::: Record set
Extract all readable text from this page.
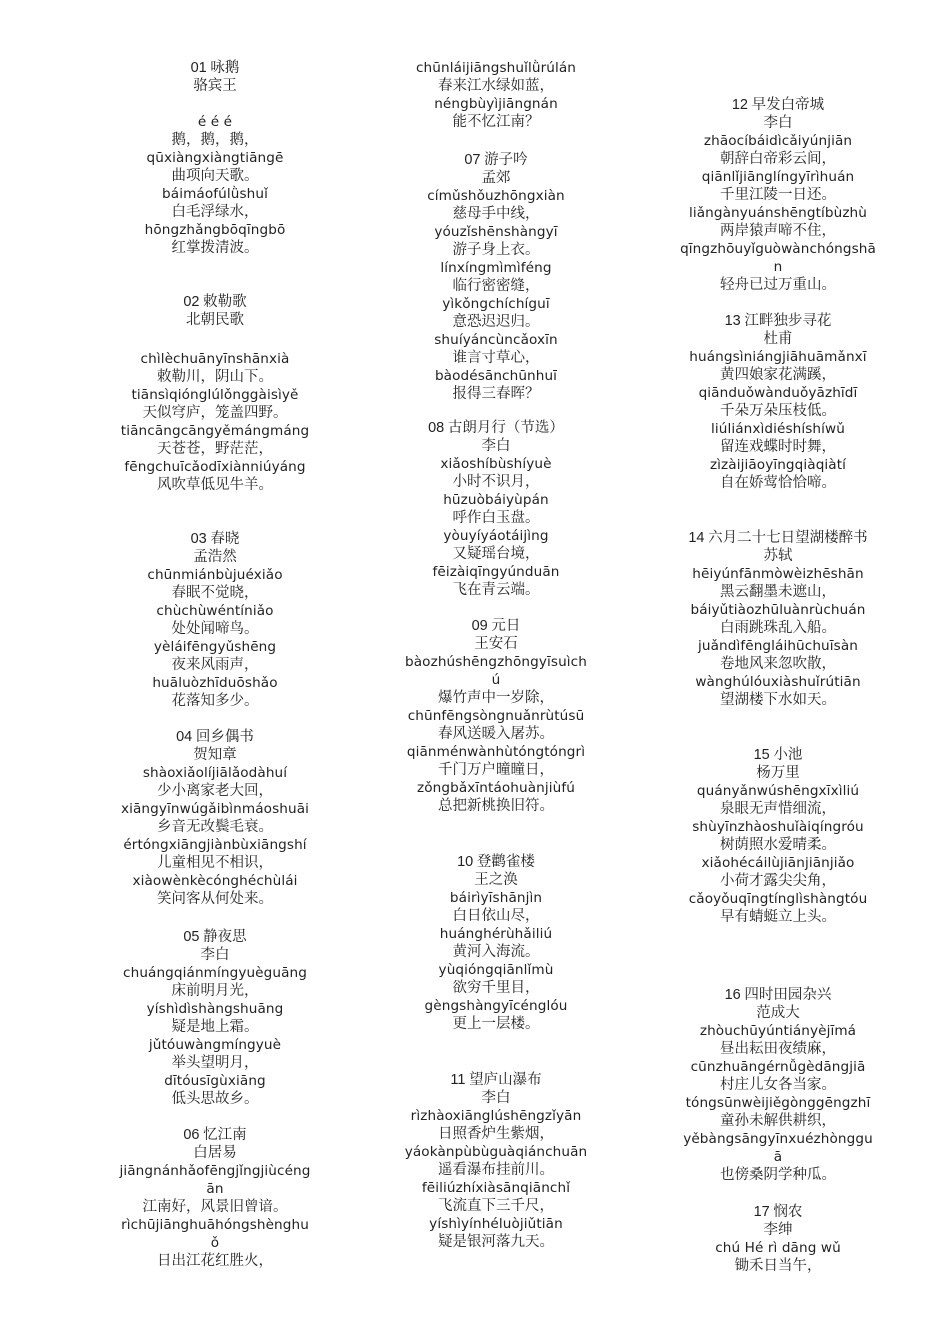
01 咏鹅
骆宾王
é é é
鹅，鹅，鹅，
qūxiàngxiàngtiāngē
曲项向天歌。
báimáofúlǜshuǐ
白毛浮绿水，
hōngzhǎngbōqīngbō
红掌拨清波。
02 敕勒歌
北朝民歌
chìlèchuānyīnshānxià
敕勒川，阴山下。
tiānsìqiónglúlǒnggàisìyě
天似穹庐，笼盖四野。
tiāncāngcāngyěmángmáng
天苍苍，野茫茫，
fēngchuīcǎodīxiànniúyáng
风吹草低见牛羊。
03 春晓
孟浩然
chūnmiánbùjuéxiǎo
春眠不觉晓，
chùchùwéntíniǎo
处处闻啼鸟。
yèláifēngyǔshēng
夜来风雨声，
huāluòzhīduōshǎo
花落知多少。
04 回乡偶书
贺知章
shàoxiǎolíjiālǎodàhuí
少小离家老大回，
xiāngyīnwúgǎibìnmáoshuāi
乡音无改鬓毛衰。
értóngxiāngjiànbùxiāngshí
儿童相见不相识，
xiàowènkècónghéchùlái
笑问客从何处来。
05 静夜思
李白
chuángqiánmíngyuèguāng
床前明月光，
yíshìdìshàngshuāng
疑是地上霜。
jǔtóuwàngmíngyuè
举头望明月，
dītóusīgùxiāng
低头思故乡。
06 忆江南
白居易
jiāngnánhǎofēngjǐngjiùcéng
ān
江南好，风景旧曾谙。
rìchūjiānghuāhóngshènghu
ǒ
日出江花红胜火，
chūnláijiāngshuǐlǜrúlán
春来江水绿如蓝，
néngbùyìjiāngnán
能不忆江南？
07 游子吟
孟郊
címǔshǒuzhōngxiàn
慈母手中线，
yóuzǐshēnshàngyī
游子身上衣。
línxíngmìmìféng
临行密密缝，
yìkǒngchíchíguī
意恐迟迟归。
shuíyáncùncǎoxīn
谁言寸草心，
bàodésānchūnhuī
报得三春晖？
08 古朗月行（节选）
李白
xiǎoshíbùshíyuè
小时不识月，
hūzuòbáiyùpán
呼作白玉盘。
yòuyíyáotáijìng
又疑瑶台境，
fēizàiqīngyúnduān
飞在青云端。
09 元日
王安石
bàozhúshēngzhōngyīsuìch
ú
爆竹声中一岁除，
chūnfēngsòngnuǎnrùtúsū
春风送暖入屠苏。
qiānménwànhùtóngtóngrì
千门万户曈曈日，
zǒngbǎxīntáohuànjiùfú
总把新桃换旧符。
10 登鹳雀楼
王之涣
báirìyīshānjìn
白日依山尽，
huánghérùhǎiliú
黄河入海流。
yùqióngqiānlǐmù
欲穷千里目，
gèngshàngyīcénglóu
更上一层楼。
11 望庐山瀑布
李白
rìzhàoxiānglúshēngzǐyān
日照香炉生紫烟，
yáokànpùbùguàqiánchuān
遥看瀑布挂前川。
fēiliúzhíxiàsānqiānchǐ
飞流直下三千尺，
yíshìyínhéluòjiǔtiān
疑是银河落九天。
12 早发白帝城
李白
zhāocíbáidìcǎiyúnjiān
朝辞白帝彩云间，
qiānlǐjiānglíngyīrìhuán
千里江陵一日还。
liǎngànyuánshēngtíbùzhù
两岸猿声啼不住，
qīngzhōuyǐguòwànchóngshā
n
轻舟已过万重山。
13 江畔独步寻花
杜甫
huángsìniángjiāhuāmǎnxī
黄四娘家花满蹊，
qiānduǒwànduǒyāzhīdī
千朵万朵压枝低。
liúliánxìdiéshíshíwǔ
留连戏蝶时时舞，
zìzàijiāoyīngqiàqiàtí
自在娇莺恰恰啼。
14 六月二十七日望湖楼醉书
苏轼
hēiyúnfānmòwèizhēshān
黑云翻墨未遮山，
báiyǔtiàozhūluànrùchuán
白雨跳珠乱入船。
juǎndìfēngláihūchuīsàn
卷地风来忽吹散，
wànghúlóuxiàshuǐrútiān
望湖楼下水如天。
15 小池
杨万里
quányǎnwúshēngxīxìliú
泉眼无声惜细流，
shùyīnzhàoshuǐàiqíngróu
树荫照水爱晴柔。
xiǎohécáilùjiānjiānjiǎo
小荷才露尖尖角，
cǎoyǒuqīngtínglìshàngtóu
早有蜻蜓立上头。
16 四时田园杂兴
范成大
zhòuchūyúntiányèjīmá
昼出耘田夜绩麻，
cūnzhuāngérnǚgèdāngjiā
村庄儿女各当家。
tóngsūnwèijiěgònggēngzhī
童孙未解供耕织，
yěbàngsāngyīnxuézhònggu
ā
也傍桑阴学种瓜。
17 悯农
李绅
chú Hé rì dāng wǔ
锄禾日当午，
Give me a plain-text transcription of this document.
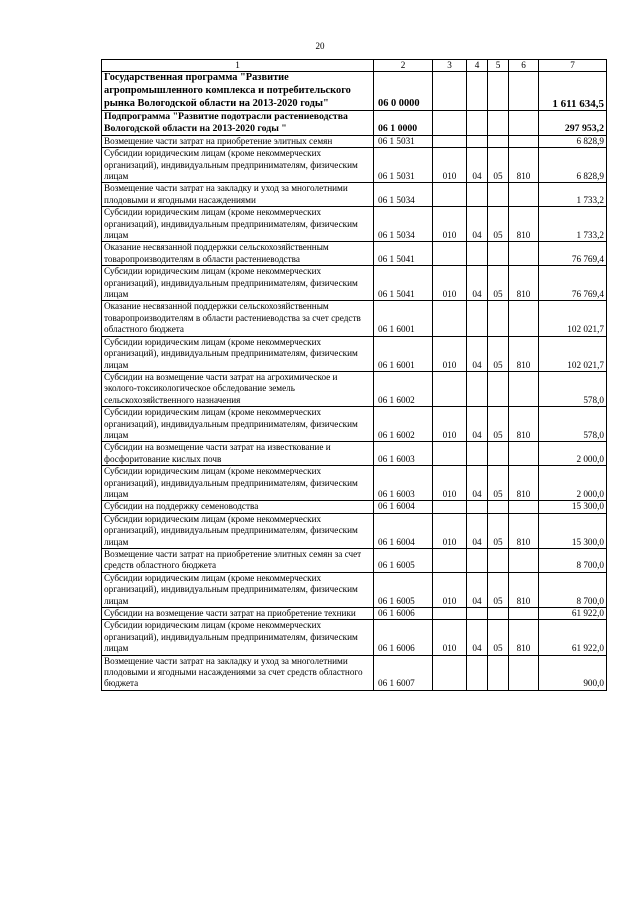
20
1	2	3	4	5	6	7
Государственная программа "Развитие агропромышленного комплекса и потребительского рынка Вологодской области на 2013-2020 годы"	06 0 0000					1 611 634,5
Подпрограмма "Развитие подотрасли растениеводства Вологодской области на 2013-2020 годы "	06 1 0000					297 953,2
Возмещение части затрат на приобретение элитных семян	06 1 5031					6 828,9
Субсидии юридическим лицам (кроме некоммерческих организаций), индивидуальным предпринимателям, физическим лицам	06 1 5031	010	04	05	810	6 828,9
Возмещение части затрат на закладку и уход за многолетними плодовыми и ягодными насаждениями	06 1 5034					1 733,2
Субсидии юридическим лицам (кроме некоммерческих организаций), индивидуальным предпринимателям, физическим лицам	06 1 5034	010	04	05	810	1 733,2
Оказание несвязанной поддержки сельскохозяйственным товаропроизводителям в области растениеводства	06 1 5041					76 769,4
Субсидии юридическим лицам (кроме некоммерческих организаций), индивидуальным предпринимателям, физическим лицам	06 1 5041	010	04	05	810	76 769,4
Оказание несвязанной поддержки сельскохозяйственным товаропроизводителям в области растениеводства за счет средств областного бюджета	06 1 6001					102 021,7
Субсидии юридическим лицам (кроме некоммерческих организаций), индивидуальным предпринимателям, физическим лицам	06 1 6001	010	04	05	810	102 021,7
Субсидии на возмещение части затрат на агрохимическое и эколого-токсикологическое обследование земель сельскохозяйственного назначения	06 1 6002					578,0
Субсидии юридическим лицам (кроме некоммерческих организаций), индивидуальным предпринимателям, физическим лицам	06 1 6002	010	04	05	810	578,0
Субсидии на возмещение части затрат на известкование и фосфоритование кислых почв	06 1 6003					2 000,0
Субсидии юридическим лицам (кроме некоммерческих организаций), индивидуальным предпринимателям, физическим лицам	06 1 6003	010	04	05	810	2 000,0
Субсидии на поддержку семеноводства	06 1 6004					15 300,0
Субсидии юридическим лицам (кроме некоммерческих организаций), индивидуальным предпринимателям, физическим лицам	06 1 6004	010	04	05	810	15 300,0
Возмещение части затрат на приобретение элитных семян за счет средств областного бюджета	06 1 6005					8 700,0
Субсидии юридическим лицам (кроме некоммерческих организаций), индивидуальным предпринимателям, физическим лицам	06 1 6005	010	04	05	810	8 700,0
Субсидии на возмещение части затрат на приобретение техники	06 1 6006					61 922,0
Субсидии юридическим лицам (кроме некоммерческих организаций), индивидуальным предпринимателям, физическим лицам	06 1 6006	010	04	05	810	61 922,0
Возмещение части затрат на закладку и уход за многолетними плодовыми и ягодными насаждениями за счет средств областного бюджета	06 1 6007					900,0
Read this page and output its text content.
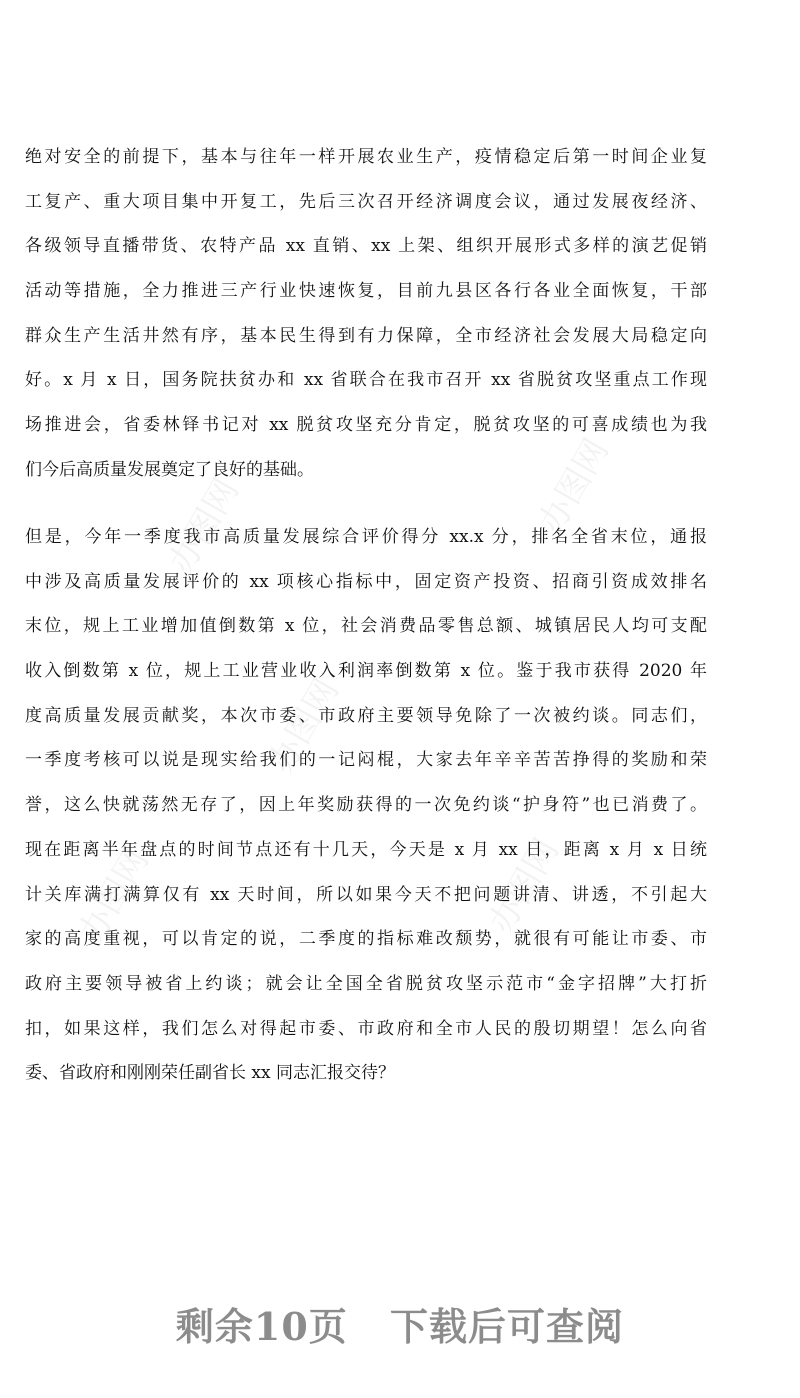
办图网	办图网
办图网
办图网	办图网
绝对安全的前提下，基本与往年一样开展农业生产，疫情稳定后第一时间企业复
工复产、重大项目集中开复工，先后三次召开经济调度会议，通过发展夜经济、
各级领导直播带货、农特产品 xx 直销、xx 上架、组织开展形式多样的演艺促销
活动等措施，全力推进三产行业快速恢复，目前九县区各行各业全面恢复，干部
群众生产生活井然有序，基本民生得到有力保障，全市经济社会发展大局稳定向
好。x 月 x 日，国务院扶贫办和 xx 省联合在我市召开 xx 省脱贫攻坚重点工作现
场推进会，省委林铎书记对 xx 脱贫攻坚充分肯定，脱贫攻坚的可喜成绩也为我
们今后高质量发展奠定了良好的基础。
但是，今年一季度我市高质量发展综合评价得分 xx.x 分，排名全省末位，通报
中涉及高质量发展评价的 xx 项核心指标中，固定资产投资、招商引资成效排名
末位，规上工业增加值倒数第 x 位，社会消费品零售总额、城镇居民人均可支配
收入倒数第 x 位，规上工业营业收入利润率倒数第 x 位。鉴于我市获得 2020 年
度高质量发展贡献奖，本次市委、市政府主要领导免除了一次被约谈。同志们，
一季度考核可以说是现实给我们的一记闷棍，大家去年辛辛苦苦挣得的奖励和荣
誉，这么快就荡然无存了，因上年奖励获得的一次免约谈“护身符”也已消费了。
现在距离半年盘点的时间节点还有十几天，今天是 x 月 xx 日，距离 x 月 x 日统
计关库满打满算仅有 xx 天时间，所以如果今天不把问题讲清、讲透，不引起大
家的高度重视，可以肯定的说，二季度的指标难改颓势，就很有可能让市委、市
政府主要领导被省上约谈；就会让全国全省脱贫攻坚示范市“金字招牌”大打折
扣，如果这样，我们怎么对得起市委、市政府和全市人民的殷切期望！怎么向省
委、省政府和刚刚荣任副省长 xx 同志汇报交待？
剩余10页 下载后可查阅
::::::
Retype the records above exactly, starting at the line that contains "Read this page and output its text content." and going through the last line, and leave out any pictures.

→ **Task result**:
Read this page and output its text content.
办图网	办图网
办图网
办图网	办图网
绝对安全的前提下，基本与往年一样开展农业生产，疫情稳定后第一时间企业复
工复产、重大项目集中开复工，先后三次召开经济调度会议，通过发展夜经济、
各级领导直播带货、农特产品 xx 直销、xx 上架、组织开展形式多样的演艺促销
活动等措施，全力推进三产行业快速恢复，目前九县区各行各业全面恢复，干部
群众生产生活井然有序，基本民生得到有力保障，全市经济社会发展大局稳定向
好。x 月 x 日，国务院扶贫办和 xx 省联合在我市召开 xx 省脱贫攻坚重点工作现
场推进会，省委林铎书记对 xx 脱贫攻坚充分肯定，脱贫攻坚的可喜成绩也为我
们今后高质量发展奠定了良好的基础。
但是，今年一季度我市高质量发展综合评价得分 xx.x 分，排名全省末位，通报
中涉及高质量发展评价的 xx 项核心指标中，固定资产投资、招商引资成效排名
末位，规上工业增加值倒数第 x 位，社会消费品零售总额、城镇居民人均可支配
收入倒数第 x 位，规上工业营业收入利润率倒数第 x 位。鉴于我市获得 2020 年
度高质量发展贡献奖，本次市委、市政府主要领导免除了一次被约谈。同志们，
一季度考核可以说是现实给我们的一记闷棍，大家去年辛辛苦苦挣得的奖励和荣
誉，这么快就荡然无存了，因上年奖励获得的一次免约谈“护身符”也已消费了。
现在距离半年盘点的时间节点还有十几天，今天是 x 月 xx 日，距离 x 月 x 日统
计关库满打满算仅有 xx 天时间，所以如果今天不把问题讲清、讲透，不引起大
家的高度重视，可以肯定的说，二季度的指标难改颓势，就很有可能让市委、市
政府主要领导被省上约谈；就会让全国全省脱贫攻坚示范市“金字招牌”大打折
扣，如果这样，我们怎么对得起市委、市政府和全市人民的殷切期望！怎么向省
委、省政府和刚刚荣任副省长 xx 同志汇报交待？
剩余10页 下载后可查阅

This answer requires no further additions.